= EXERCISE DIRECTIONS =
Only the number is wanted: count the lines that include the word "wählen".

= DATA FOR THIS TASK =
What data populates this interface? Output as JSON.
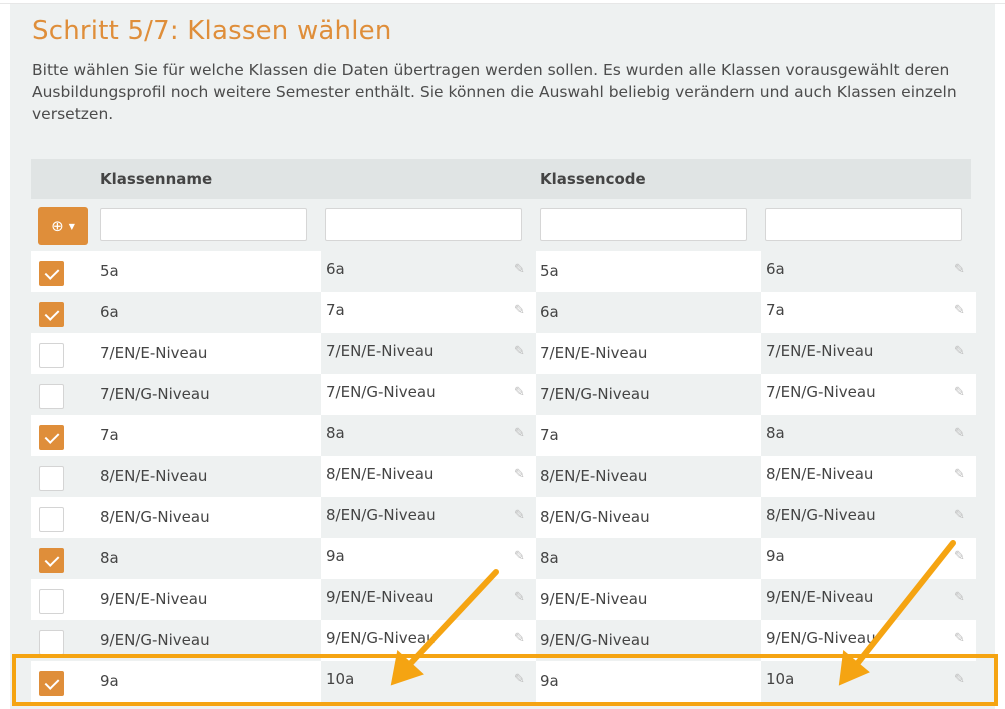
{
  "page": {
    "title": "Schritt 5/7: Klassen wählen",
    "description": "Bitte wählen Sie für welche Klassen die Daten übertragen werden sollen. Es wurden alle Klassen vorausgewählt deren Ausbildungsprofil noch weitere Semester enthält. Sie können die Auswahl beliebig verändern und auch Klassen einzeln versetzen."
  },
  "table": {
    "headers": {
      "name": "Klassenname",
      "code": "Klassencode"
    },
    "add_icon": "plus-circle-icon",
    "rows": [
      {
        "checked": true,
        "name": "5a",
        "target_name": "6a",
        "code": "5a",
        "target_code": "6a"
      },
      {
        "checked": true,
        "name": "6a",
        "target_name": "7a",
        "code": "6a",
        "target_code": "7a"
      },
      {
        "checked": false,
        "name": "7/EN/E-Niveau",
        "target_name": "7/EN/E-Niveau",
        "code": "7/EN/E-Niveau",
        "target_code": "7/EN/E-Niveau"
      },
      {
        "checked": false,
        "name": "7/EN/G-Niveau",
        "target_name": "7/EN/G-Niveau",
        "code": "7/EN/G-Niveau",
        "target_code": "7/EN/G-Niveau"
      },
      {
        "checked": true,
        "name": "7a",
        "target_name": "8a",
        "code": "7a",
        "target_code": "8a"
      },
      {
        "checked": false,
        "name": "8/EN/E-Niveau",
        "target_name": "8/EN/E-Niveau",
        "code": "8/EN/E-Niveau",
        "target_code": "8/EN/E-Niveau"
      },
      {
        "checked": false,
        "name": "8/EN/G-Niveau",
        "target_name": "8/EN/G-Niveau",
        "code": "8/EN/G-Niveau",
        "target_code": "8/EN/G-Niveau"
      },
      {
        "checked": true,
        "name": "8a",
        "target_name": "9a",
        "code": "8a",
        "target_code": "9a"
      },
      {
        "checked": false,
        "name": "9/EN/E-Niveau",
        "target_name": "9/EN/E-Niveau",
        "code": "9/EN/E-Niveau",
        "target_code": "9/EN/E-Niveau"
      },
      {
        "checked": false,
        "name": "9/EN/G-Niveau",
        "target_name": "9/EN/G-Niveau",
        "code": "9/EN/G-Niveau",
        "target_code": "9/EN/G-Niveau"
      },
      {
        "checked": true,
        "name": "9a",
        "target_name": "10a",
        "code": "9a",
        "target_code": "10a"
      }
    ]
  },
  "colors": {
    "accent": "#df8e3a",
    "annotation": "#f5a412"
  }
}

= THE COMPLETED TASK =
2